▶ **Description of the task**: How many lines in these records hold the string "Reference"? Reply with the number alone.

▶ **Supplied information**:
---*---
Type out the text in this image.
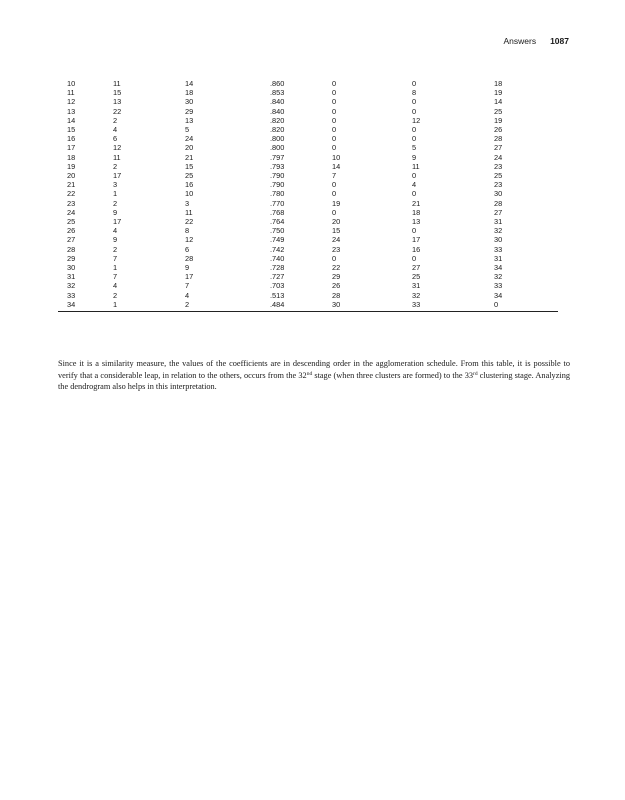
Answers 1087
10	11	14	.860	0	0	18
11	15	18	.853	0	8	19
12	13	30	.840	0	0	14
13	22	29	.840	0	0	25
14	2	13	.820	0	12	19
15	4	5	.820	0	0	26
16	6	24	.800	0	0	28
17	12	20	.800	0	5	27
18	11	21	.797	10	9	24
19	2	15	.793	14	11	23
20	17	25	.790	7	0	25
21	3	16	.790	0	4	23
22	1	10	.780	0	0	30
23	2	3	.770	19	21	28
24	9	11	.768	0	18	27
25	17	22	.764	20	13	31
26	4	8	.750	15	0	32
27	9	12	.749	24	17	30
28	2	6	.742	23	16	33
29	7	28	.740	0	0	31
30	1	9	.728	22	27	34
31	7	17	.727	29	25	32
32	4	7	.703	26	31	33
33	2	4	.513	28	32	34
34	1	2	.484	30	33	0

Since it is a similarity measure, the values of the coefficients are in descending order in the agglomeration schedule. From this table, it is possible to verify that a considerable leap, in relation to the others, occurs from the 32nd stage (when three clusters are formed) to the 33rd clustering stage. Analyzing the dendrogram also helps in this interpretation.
---*---
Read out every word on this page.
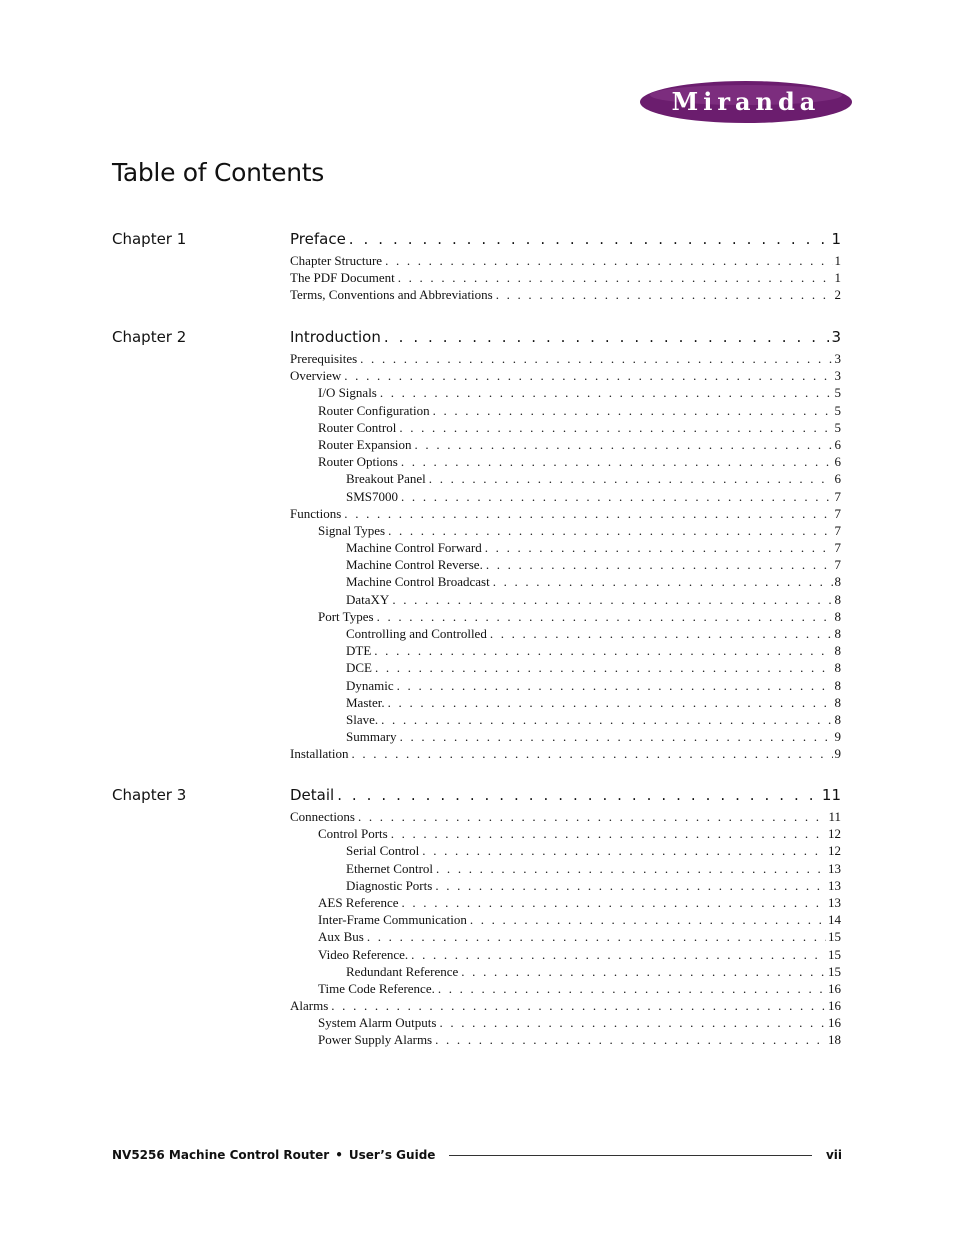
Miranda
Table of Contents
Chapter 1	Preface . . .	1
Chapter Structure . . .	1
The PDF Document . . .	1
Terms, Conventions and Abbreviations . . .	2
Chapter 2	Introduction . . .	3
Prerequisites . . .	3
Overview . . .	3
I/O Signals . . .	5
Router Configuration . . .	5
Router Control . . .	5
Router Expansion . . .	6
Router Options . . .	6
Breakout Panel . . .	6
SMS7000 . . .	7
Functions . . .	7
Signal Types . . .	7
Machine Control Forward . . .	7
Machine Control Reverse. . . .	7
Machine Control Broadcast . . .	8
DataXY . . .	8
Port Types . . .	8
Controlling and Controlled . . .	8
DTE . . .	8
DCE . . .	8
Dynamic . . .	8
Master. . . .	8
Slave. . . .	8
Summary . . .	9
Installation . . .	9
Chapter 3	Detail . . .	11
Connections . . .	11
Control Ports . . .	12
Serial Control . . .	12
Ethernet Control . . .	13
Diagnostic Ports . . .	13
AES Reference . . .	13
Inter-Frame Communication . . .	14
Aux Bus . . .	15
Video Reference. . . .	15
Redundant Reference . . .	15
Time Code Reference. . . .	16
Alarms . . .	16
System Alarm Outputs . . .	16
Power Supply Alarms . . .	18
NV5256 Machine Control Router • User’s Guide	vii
---*---
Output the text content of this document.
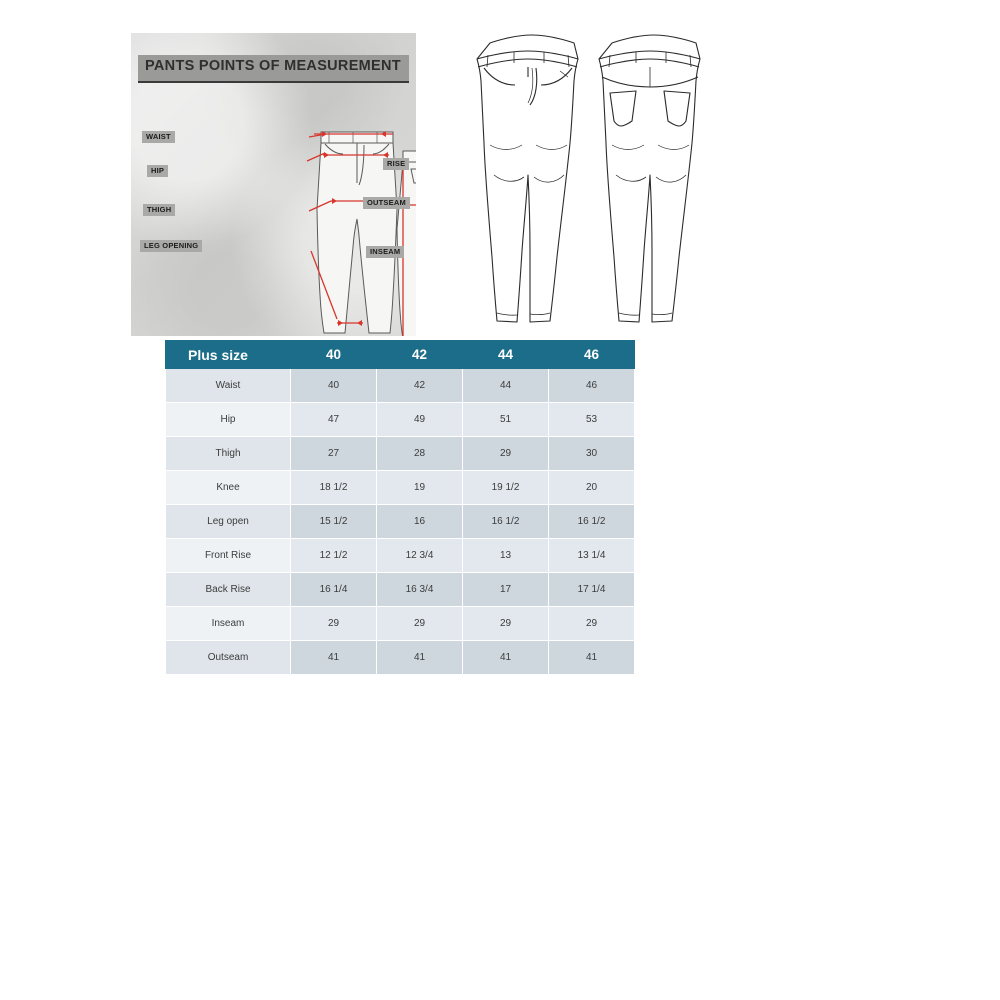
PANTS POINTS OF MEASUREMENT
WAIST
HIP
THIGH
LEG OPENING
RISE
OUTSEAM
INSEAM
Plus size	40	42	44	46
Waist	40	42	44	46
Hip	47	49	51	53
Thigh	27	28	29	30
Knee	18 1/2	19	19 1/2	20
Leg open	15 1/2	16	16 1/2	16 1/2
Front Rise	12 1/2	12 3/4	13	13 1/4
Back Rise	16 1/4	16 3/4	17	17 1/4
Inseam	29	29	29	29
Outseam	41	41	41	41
---*---
▶ **Response below**: 4